- **Task objective**:
Restate the entire listing word for word.

++++++++

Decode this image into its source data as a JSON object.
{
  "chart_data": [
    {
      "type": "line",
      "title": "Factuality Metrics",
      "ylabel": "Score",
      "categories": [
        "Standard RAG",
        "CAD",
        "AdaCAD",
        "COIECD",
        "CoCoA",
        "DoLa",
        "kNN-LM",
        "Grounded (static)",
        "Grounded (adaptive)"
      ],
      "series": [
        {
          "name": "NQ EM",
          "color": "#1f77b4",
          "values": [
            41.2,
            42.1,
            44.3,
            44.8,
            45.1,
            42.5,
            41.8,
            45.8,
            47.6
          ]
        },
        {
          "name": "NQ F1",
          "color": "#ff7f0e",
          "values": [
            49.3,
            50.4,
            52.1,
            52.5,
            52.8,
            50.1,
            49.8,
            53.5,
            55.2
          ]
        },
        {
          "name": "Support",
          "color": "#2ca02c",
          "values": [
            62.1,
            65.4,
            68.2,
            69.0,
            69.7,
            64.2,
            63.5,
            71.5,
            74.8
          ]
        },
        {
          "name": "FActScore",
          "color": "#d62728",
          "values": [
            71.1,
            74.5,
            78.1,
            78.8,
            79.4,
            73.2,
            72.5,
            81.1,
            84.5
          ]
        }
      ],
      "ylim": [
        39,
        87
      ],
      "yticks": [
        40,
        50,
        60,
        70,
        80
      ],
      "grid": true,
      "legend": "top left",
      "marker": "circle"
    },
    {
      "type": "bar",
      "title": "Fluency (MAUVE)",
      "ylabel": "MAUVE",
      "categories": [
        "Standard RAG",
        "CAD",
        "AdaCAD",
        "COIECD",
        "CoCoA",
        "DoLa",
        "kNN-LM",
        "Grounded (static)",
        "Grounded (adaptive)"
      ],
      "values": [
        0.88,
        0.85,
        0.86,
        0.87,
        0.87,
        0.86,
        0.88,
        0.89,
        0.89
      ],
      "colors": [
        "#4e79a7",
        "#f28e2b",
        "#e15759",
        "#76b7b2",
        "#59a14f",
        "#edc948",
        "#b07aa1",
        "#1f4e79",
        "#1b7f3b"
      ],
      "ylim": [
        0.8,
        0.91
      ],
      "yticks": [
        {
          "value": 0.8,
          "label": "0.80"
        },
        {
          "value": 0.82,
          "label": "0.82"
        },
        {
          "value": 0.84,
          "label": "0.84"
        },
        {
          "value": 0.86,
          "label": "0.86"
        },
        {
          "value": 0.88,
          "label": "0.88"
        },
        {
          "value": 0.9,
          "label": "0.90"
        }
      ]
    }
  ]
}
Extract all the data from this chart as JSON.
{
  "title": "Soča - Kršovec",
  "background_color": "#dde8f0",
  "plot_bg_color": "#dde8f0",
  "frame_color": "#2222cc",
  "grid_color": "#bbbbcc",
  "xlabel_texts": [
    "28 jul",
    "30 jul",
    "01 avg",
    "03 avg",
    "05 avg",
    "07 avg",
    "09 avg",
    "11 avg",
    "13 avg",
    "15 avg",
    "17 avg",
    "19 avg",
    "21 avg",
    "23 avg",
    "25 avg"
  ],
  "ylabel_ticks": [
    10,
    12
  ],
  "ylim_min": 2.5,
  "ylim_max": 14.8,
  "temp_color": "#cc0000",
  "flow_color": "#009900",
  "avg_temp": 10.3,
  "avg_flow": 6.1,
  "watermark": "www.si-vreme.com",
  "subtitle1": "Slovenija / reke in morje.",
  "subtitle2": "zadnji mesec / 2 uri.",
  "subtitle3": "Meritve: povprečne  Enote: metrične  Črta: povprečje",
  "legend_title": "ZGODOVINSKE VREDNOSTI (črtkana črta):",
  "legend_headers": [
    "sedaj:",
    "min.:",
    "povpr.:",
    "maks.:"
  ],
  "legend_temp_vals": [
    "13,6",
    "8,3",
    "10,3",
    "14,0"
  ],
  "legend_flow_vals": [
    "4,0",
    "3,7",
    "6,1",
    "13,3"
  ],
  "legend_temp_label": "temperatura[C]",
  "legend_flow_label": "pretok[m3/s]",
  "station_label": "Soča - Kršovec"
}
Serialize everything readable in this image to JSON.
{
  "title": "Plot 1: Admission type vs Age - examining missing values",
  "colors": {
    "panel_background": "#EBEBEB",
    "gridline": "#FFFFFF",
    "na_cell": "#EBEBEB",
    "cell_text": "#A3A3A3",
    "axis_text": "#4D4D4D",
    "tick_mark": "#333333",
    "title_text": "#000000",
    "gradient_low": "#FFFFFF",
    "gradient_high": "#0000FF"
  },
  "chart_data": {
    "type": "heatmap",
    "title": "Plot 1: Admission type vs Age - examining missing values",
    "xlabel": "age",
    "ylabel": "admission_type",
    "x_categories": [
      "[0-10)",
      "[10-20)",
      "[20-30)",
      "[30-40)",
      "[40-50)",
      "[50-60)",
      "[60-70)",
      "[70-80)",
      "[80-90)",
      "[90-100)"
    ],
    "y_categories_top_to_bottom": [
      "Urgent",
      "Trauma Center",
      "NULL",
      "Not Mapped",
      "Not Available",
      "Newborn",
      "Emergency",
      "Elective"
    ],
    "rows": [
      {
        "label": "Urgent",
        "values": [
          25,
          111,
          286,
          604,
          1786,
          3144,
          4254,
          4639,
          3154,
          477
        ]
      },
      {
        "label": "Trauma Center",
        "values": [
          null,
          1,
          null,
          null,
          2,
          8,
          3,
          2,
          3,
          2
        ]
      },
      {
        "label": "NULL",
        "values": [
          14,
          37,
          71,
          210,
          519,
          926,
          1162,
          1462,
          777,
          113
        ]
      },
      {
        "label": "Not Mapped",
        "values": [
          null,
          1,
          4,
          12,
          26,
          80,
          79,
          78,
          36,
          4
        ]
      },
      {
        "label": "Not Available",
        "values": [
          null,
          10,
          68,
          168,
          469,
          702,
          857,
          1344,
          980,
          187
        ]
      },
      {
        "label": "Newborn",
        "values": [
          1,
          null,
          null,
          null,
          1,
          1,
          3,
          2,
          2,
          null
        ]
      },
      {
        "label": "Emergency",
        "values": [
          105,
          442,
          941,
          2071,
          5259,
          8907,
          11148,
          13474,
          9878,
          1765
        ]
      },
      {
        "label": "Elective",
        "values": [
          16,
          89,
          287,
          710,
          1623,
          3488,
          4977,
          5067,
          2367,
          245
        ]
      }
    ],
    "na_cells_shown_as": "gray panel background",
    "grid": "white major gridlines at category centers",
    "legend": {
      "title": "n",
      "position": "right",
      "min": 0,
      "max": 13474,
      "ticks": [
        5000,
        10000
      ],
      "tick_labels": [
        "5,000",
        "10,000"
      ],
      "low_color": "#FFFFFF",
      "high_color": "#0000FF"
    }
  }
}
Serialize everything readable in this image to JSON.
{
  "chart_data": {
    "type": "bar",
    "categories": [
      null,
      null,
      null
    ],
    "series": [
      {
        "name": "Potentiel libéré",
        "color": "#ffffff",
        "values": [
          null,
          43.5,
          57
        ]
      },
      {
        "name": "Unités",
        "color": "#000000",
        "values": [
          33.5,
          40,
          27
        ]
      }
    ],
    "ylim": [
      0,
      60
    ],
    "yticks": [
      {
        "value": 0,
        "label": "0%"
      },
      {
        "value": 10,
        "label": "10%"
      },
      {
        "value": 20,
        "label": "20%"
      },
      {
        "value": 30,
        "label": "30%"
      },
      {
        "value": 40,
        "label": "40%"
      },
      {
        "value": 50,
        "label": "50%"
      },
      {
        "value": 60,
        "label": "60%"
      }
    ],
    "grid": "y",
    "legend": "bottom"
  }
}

++++++++

- **Complete output**:
Decode this image into its source data as a JSON object.
{
  "chart_data": [
    {
      "type": "line",
      "title": "Factuality Metrics",
      "ylabel": "Score",
      "categories": [
        "Standard RAG",
        "CAD",
        "AdaCAD",
        "COIECD",
        "CoCoA",
        "DoLa",
        "kNN-LM",
        "Grounded (static)",
        "Grounded (adaptive)"
      ],
      "series": [
        {
          "name": "NQ EM",
          "color": "#1f77b4",
          "values": [
            41.2,
            42.1,
            44.3,
            44.8,
            45.1,
            42.5,
            41.8,
            45.8,
            47.6
          ]
        },
        {
          "name": "NQ F1",
          "color": "#ff7f0e",
          "values": [
            49.3,
            50.4,
            52.1,
            52.5,
            52.8,
            50.1,
            49.8,
            53.5,
            55.2
          ]
        },
        {
          "name": "Support",
          "color": "#2ca02c",
          "values": [
            62.1,
            65.4,
            68.2,
            69.0,
            69.7,
            64.2,
            63.5,
            71.5,
            74.8
          ]
        },
        {
          "name": "FActScore",
          "color": "#d62728",
          "values": [
            71.1,
            74.5,
            78.1,
            78.8,
            79.4,
            73.2,
            72.5,
            81.1,
            84.5
          ]
        }
      ],
      "ylim": [
        39,
        87
      ],
      "yticks": [
        40,
        50,
        60,
        70,
        80
      ],
      "grid": true,
      "legend": "top left",
      "marker": "circle"
    },
    {
      "type": "bar",
      "title": "Fluency (MAUVE)",
      "ylabel": "MAUVE",
      "categories": [
        "Standard RAG",
        "CAD",
        "AdaCAD",
        "COIECD",
        "CoCoA",
        "DoLa",
        "kNN-LM",
        "Grounded (static)",
        "Grounded (adaptive)"
      ],
      "values": [
        0.88,
        0.85,
        0.86,
        0.87,
        0.87,
        0.86,
        0.88,
        0.89,
        0.89
      ],
      "colors": [
        "#4e79a7",
        "#f28e2b",
        "#e15759",
        "#76b7b2",
        "#59a14f",
        "#edc948",
        "#b07aa1",
        "#1f4e79",
        "#1b7f3b"
      ],
      "ylim": [
        0.8,
        0.91
      ],
      "yticks": [
        {
          "value": 0.8,
          "label": "0.80"
        },
        {
          "value": 0.82,
          "label": "0.82"
        },
        {
          "value": 0.84,
          "label": "0.84"
        },
        {
          "value": 0.86,
          "label": "0.86"
        },
        {
          "value": 0.88,
          "label": "0.88"
        },
        {
          "value": 0.9,
          "label": "0.90"
        }
      ]
    }
  ]
}
Extract all the data from this chart as JSON.
{
  "title": "Soča - Kršovec",
  "background_color": "#dde8f0",
  "plot_bg_color": "#dde8f0",
  "frame_color": "#2222cc",
  "grid_color": "#bbbbcc",
  "xlabel_texts": [
    "28 jul",
    "30 jul",
    "01 avg",
    "03 avg",
    "05 avg",
    "07 avg",
    "09 avg",
    "11 avg",
    "13 avg",
    "15 avg",
    "17 avg",
    "19 avg",
    "21 avg",
    "23 avg",
    "25 avg"
  ],
  "ylabel_ticks": [
    10,
    12
  ],
  "ylim_min": 2.5,
  "ylim_max": 14.8,
  "temp_color": "#cc0000",
  "flow_color": "#009900",
  "avg_temp": 10.3,
  "avg_flow": 6.1,
  "watermark": "www.si-vreme.com",
  "subtitle1": "Slovenija / reke in morje.",
  "subtitle2": "zadnji mesec / 2 uri.",
  "subtitle3": "Meritve: povprečne  Enote: metrične  Črta: povprečje",
  "legend_title": "ZGODOVINSKE VREDNOSTI (črtkana črta):",
  "legend_headers": [
    "sedaj:",
    "min.:",
    "povpr.:",
    "maks.:"
  ],
  "legend_temp_vals": [
    "13,6",
    "8,3",
    "10,3",
    "14,0"
  ],
  "legend_flow_vals": [
    "4,0",
    "3,7",
    "6,1",
    "13,3"
  ],
  "legend_temp_label": "temperatura[C]",
  "legend_flow_label": "pretok[m3/s]",
  "station_label": "Soča - Kršovec"
}
Serialize everything readable in this image to JSON.
{
  "title": "Plot 1: Admission type vs Age - examining missing values",
  "colors": {
    "panel_background": "#EBEBEB",
    "gridline": "#FFFFFF",
    "na_cell": "#EBEBEB",
    "cell_text": "#A3A3A3",
    "axis_text": "#4D4D4D",
    "tick_mark": "#333333",
    "title_text": "#000000",
    "gradient_low": "#FFFFFF",
    "gradient_high": "#0000FF"
  },
  "chart_data": {
    "type": "heatmap",
    "title": "Plot 1: Admission type vs Age - examining missing values",
    "xlabel": "age",
    "ylabel": "admission_type",
    "x_categories": [
      "[0-10)",
      "[10-20)",
      "[20-30)",
      "[30-40)",
      "[40-50)",
      "[50-60)",
      "[60-70)",
      "[70-80)",
      "[80-90)",
      "[90-100)"
    ],
    "y_categories_top_to_bottom": [
      "Urgent",
      "Trauma Center",
      "NULL",
      "Not Mapped",
      "Not Available",
      "Newborn",
      "Emergency",
      "Elective"
    ],
    "rows": [
      {
        "label": "Urgent",
        "values": [
          25,
          111,
          286,
          604,
          1786,
          3144,
          4254,
          4639,
          3154,
          477
        ]
      },
      {
        "label": "Trauma Center",
        "values": [
          null,
          1,
          null,
          null,
          2,
          8,
          3,
          2,
          3,
          2
        ]
      },
      {
        "label": "NULL",
        "values": [
          14,
          37,
          71,
          210,
          519,
          926,
          1162,
          1462,
          777,
          113
        ]
      },
      {
        "label": "Not Mapped",
        "values": [
          null,
          1,
          4,
          12,
          26,
          80,
          79,
          78,
          36,
          4
        ]
      },
      {
        "label": "Not Available",
        "values": [
          null,
          10,
          68,
          168,
          469,
          702,
          857,
          1344,
          980,
          187
        ]
      },
      {
        "label": "Newborn",
        "values": [
          1,
          null,
          null,
          null,
          1,
          1,
          3,
          2,
          2,
          null
        ]
      },
      {
        "label": "Emergency",
        "values": [
          105,
          442,
          941,
          2071,
          5259,
          8907,
          11148,
          13474,
          9878,
          1765
        ]
      },
      {
        "label": "Elective",
        "values": [
          16,
          89,
          287,
          710,
          1623,
          3488,
          4977,
          5067,
          2367,
          245
        ]
      }
    ],
    "na_cells_shown_as": "gray panel background",
    "grid": "white major gridlines at category centers",
    "legend": {
      "title": "n",
      "position": "right",
      "min": 0,
      "max": 13474,
      "ticks": [
        5000,
        10000
      ],
      "tick_labels": [
        "5,000",
        "10,000"
      ],
      "low_color": "#FFFFFF",
      "high_color": "#0000FF"
    }
  }
}
Serialize everything readable in this image to JSON.
{
  "chart_data": {
    "type": "bar",
    "categories": [
      null,
      null,
      null
    ],
    "series": [
      {
        "name": "Potentiel libéré",
        "color": "#ffffff",
        "values": [
          null,
          43.5,
          57
        ]
      },
      {
        "name": "Unités",
        "color": "#000000",
        "values": [
          33.5,
          40,
          27
        ]
      }
    ],
    "ylim": [
      0,
      60
    ],
    "yticks": [
      {
        "value": 0,
        "label": "0%"
      },
      {
        "value": 10,
        "label": "10%"
      },
      {
        "value": 20,
        "label": "20%"
      },
      {
        "value": 30,
        "label": "30%"
      },
      {
        "value": 40,
        "label": "40%"
      },
      {
        "value": 50,
        "label": "50%"
      },
      {
        "value": 60,
        "label": "60%"
      }
    ],
    "grid": "y",
    "legend": "bottom"
  }
}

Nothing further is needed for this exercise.